• **What the task asks**
Gather all lines with the word "Give" in them.

• **Raw records**
· · · ·

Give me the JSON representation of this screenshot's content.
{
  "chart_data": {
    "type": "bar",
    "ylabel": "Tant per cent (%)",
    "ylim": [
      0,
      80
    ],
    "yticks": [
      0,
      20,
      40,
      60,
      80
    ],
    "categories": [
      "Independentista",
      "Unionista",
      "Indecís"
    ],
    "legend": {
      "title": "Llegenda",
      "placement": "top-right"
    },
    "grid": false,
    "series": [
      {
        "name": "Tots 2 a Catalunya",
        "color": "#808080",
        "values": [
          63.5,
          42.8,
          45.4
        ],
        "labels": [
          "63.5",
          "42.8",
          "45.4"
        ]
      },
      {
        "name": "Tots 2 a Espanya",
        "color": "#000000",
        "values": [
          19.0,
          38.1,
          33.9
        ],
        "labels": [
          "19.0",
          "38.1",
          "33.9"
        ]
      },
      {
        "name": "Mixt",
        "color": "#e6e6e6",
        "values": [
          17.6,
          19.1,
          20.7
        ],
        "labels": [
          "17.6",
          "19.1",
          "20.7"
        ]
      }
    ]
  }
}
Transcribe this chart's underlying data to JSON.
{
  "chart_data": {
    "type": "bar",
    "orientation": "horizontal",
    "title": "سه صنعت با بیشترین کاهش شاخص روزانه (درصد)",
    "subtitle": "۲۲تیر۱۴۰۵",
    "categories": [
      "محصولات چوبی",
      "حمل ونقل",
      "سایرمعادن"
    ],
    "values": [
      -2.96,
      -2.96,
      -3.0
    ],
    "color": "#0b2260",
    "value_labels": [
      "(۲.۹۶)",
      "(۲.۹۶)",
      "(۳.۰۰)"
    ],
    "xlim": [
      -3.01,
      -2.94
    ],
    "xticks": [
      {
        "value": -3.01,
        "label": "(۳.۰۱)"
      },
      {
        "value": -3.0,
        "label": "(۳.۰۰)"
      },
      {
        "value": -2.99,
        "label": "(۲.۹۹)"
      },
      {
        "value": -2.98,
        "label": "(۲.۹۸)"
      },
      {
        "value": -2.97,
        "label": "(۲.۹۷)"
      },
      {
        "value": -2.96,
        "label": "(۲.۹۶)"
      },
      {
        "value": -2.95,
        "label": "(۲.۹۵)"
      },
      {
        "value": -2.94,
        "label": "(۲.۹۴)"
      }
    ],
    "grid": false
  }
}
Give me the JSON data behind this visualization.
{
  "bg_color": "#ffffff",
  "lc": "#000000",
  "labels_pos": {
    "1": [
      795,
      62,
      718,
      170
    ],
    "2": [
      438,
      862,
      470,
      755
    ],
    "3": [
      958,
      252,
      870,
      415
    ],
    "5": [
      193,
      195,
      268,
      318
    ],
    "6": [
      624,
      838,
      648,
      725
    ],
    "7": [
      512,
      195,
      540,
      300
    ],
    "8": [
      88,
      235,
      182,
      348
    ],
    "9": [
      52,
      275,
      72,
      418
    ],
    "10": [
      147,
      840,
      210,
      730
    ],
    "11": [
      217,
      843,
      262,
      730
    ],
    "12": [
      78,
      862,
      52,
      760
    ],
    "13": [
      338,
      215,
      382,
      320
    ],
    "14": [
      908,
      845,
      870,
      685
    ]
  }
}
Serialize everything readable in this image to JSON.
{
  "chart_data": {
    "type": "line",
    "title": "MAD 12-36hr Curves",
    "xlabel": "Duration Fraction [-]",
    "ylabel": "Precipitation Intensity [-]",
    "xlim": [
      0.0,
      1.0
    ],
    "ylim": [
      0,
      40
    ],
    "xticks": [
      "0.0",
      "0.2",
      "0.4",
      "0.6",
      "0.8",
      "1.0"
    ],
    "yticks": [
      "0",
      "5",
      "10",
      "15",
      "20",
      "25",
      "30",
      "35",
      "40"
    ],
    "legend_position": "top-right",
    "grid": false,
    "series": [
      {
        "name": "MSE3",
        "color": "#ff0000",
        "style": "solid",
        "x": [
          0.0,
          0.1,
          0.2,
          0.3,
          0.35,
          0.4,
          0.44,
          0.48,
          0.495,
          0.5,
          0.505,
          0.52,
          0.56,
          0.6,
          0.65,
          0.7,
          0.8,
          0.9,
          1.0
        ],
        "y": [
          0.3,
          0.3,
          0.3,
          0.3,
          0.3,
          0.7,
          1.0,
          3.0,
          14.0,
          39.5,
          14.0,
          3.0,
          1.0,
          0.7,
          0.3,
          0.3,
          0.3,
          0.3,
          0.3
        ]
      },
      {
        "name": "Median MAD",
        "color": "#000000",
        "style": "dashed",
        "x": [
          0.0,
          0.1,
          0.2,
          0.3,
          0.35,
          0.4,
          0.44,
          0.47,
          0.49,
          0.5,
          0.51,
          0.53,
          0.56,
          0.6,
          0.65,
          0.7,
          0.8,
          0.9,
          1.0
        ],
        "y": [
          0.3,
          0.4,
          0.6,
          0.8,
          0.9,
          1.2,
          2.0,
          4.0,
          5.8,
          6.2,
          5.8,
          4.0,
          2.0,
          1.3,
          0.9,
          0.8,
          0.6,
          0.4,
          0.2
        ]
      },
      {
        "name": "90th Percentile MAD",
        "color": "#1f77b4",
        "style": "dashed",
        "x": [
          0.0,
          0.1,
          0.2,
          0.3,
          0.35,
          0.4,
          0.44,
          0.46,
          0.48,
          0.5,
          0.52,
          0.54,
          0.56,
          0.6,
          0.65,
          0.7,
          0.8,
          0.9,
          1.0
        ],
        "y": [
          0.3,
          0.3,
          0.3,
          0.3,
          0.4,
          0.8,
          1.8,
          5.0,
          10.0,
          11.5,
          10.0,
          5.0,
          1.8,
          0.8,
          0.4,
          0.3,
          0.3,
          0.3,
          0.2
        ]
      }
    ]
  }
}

· · · ·

• **Worked solution**
Give me the JSON representation of this screenshot's content.
Give me the JSON data behind this visualization.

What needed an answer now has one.